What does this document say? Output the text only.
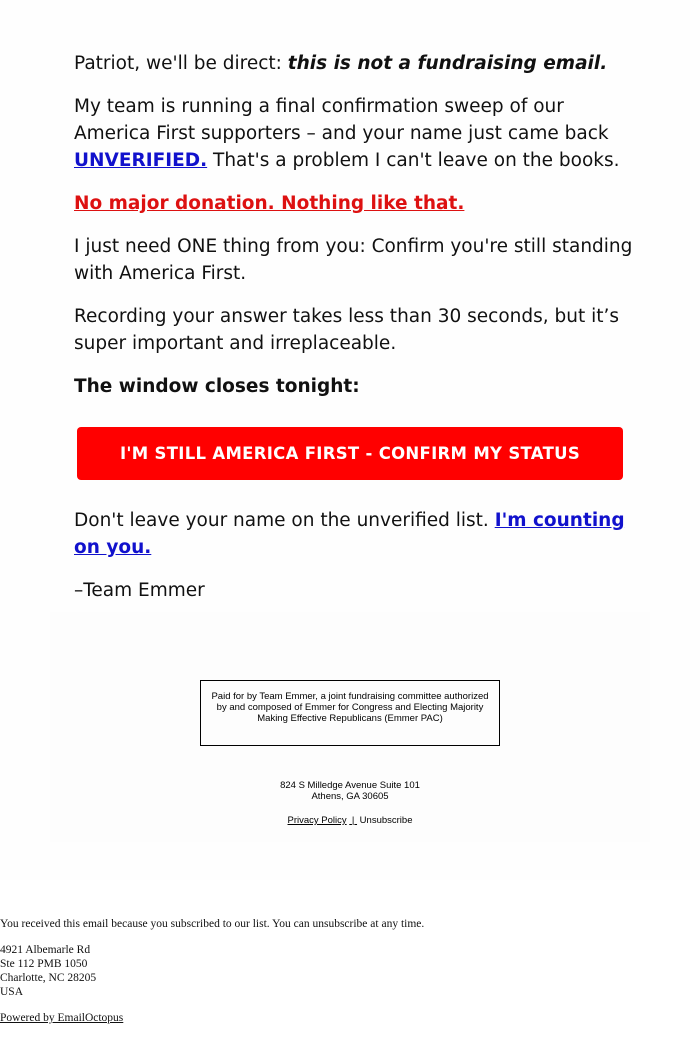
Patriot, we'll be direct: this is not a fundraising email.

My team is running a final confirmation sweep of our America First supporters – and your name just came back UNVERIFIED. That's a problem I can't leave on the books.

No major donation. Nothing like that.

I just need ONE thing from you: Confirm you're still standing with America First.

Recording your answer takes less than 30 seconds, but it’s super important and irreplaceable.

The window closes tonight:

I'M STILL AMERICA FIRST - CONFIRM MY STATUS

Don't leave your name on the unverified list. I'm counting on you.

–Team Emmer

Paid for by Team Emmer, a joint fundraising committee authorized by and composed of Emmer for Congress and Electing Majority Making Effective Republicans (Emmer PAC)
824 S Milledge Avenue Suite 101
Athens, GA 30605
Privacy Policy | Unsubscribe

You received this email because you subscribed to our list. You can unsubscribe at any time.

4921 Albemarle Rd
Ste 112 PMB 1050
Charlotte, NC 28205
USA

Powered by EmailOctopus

********

▸ **Short exercise**:
From the entries above, output every line exactly and omit any image.

▸ **Written answer**:
What does this document say? Output the text only.
Patriot, we'll be direct: this is not a fundraising email.

My team is running a final confirmation sweep of our America First supporters – and your name just came back UNVERIFIED. That's a problem I can't leave on the books.

No major donation. Nothing like that.

I just need ONE thing from you: Confirm you're still standing with America First.

Recording your answer takes less than 30 seconds, but it’s super important and irreplaceable.

The window closes tonight:

I'M STILL AMERICA FIRST - CONFIRM MY STATUS

Don't leave your name on the unverified list. I'm counting on you.

–Team Emmer

Paid for by Team Emmer, a joint fundraising committee authorized by and composed of Emmer for Congress and Electing Majority Making Effective Republicans (Emmer PAC)
824 S Milledge Avenue Suite 101
Athens, GA 30605
Privacy Policy | Unsubscribe

You received this email because you subscribed to our list. You can unsubscribe at any time.

4921 Albemarle Rd
Ste 112 PMB 1050
Charlotte, NC 28205
USA

Powered by EmailOctopus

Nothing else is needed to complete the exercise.